» **SHORT TASK**: Every entry should be repeated exactly. Omit the pictures.

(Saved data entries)
::::::

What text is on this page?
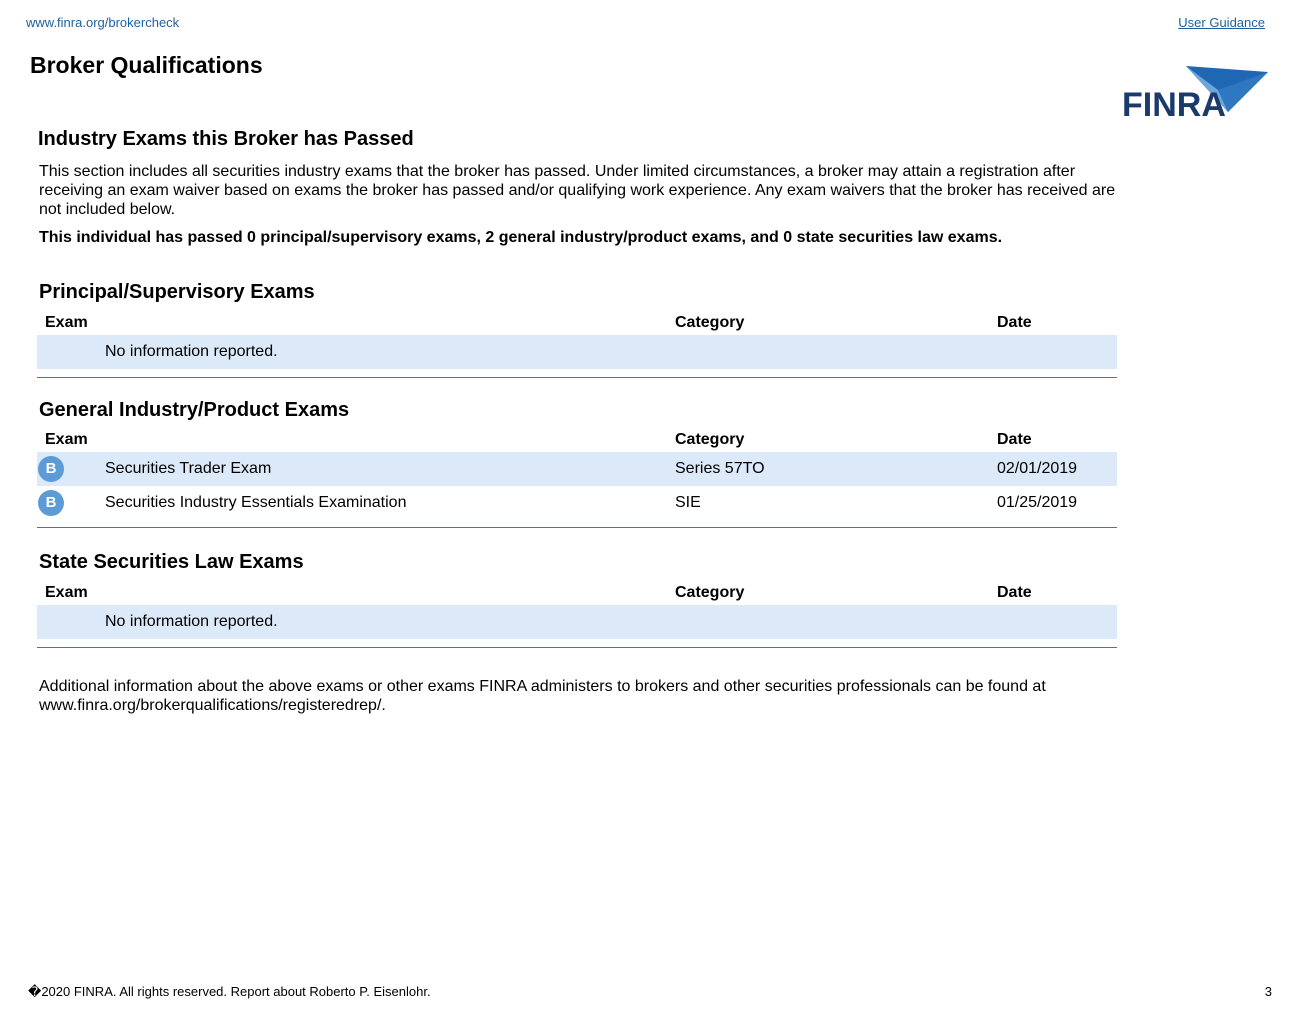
www.finra.org/brokercheck	User Guidance
Broker Qualifications
FINRA
Industry Exams this Broker has Passed

This section includes all securities industry exams that the broker has passed. Under limited circumstances, a broker may attain a registration after receiving an exam waiver based on exams the broker has passed and/or qualifying work experience. Any exam waivers that the broker has received are not included below.

This individual has passed 0 principal/supervisory exams, 2 general industry/product exams, and 0 state securities law exams.

Principal/Supervisory Exams
Exam	Category	Date
No information reported.
General Industry/Product Exams
Exam	Category	Date
B	Securities Trader Exam	Series 57TO	02/01/2019
B	Securities Industry Essentials Examination	SIE	01/25/2019
State Securities Law Exams
Exam	Category	Date
No information reported.

Additional information about the above exams or other exams FINRA administers to brokers and other securities professionals can be found at www.finra.org/brokerqualifications/registeredrep/.

�2020 FINRA. All rights reserved. Report about Roberto P. Eisenlohr.	3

::::::

» **THE ANSWER**:
What text is on this page?
www.finra.org/brokercheck	User Guidance
Broker Qualifications
FINRA
Industry Exams this Broker has Passed

This section includes all securities industry exams that the broker has passed. Under limited circumstances, a broker may attain a registration after receiving an exam waiver based on exams the broker has passed and/or qualifying work experience. Any exam waivers that the broker has received are not included below.

This individual has passed 0 principal/supervisory exams, 2 general industry/product exams, and 0 state securities law exams.

Principal/Supervisory Exams
Exam	Category	Date
No information reported.
General Industry/Product Exams
Exam	Category	Date
B	Securities Trader Exam	Series 57TO	02/01/2019
B	Securities Industry Essentials Examination	SIE	01/25/2019
State Securities Law Exams
Exam	Category	Date
No information reported.

Additional information about the above exams or other exams FINRA administers to brokers and other securities professionals can be found at www.finra.org/brokerqualifications/registeredrep/.

�2020 FINRA. All rights reserved. Report about Roberto P. Eisenlohr.	3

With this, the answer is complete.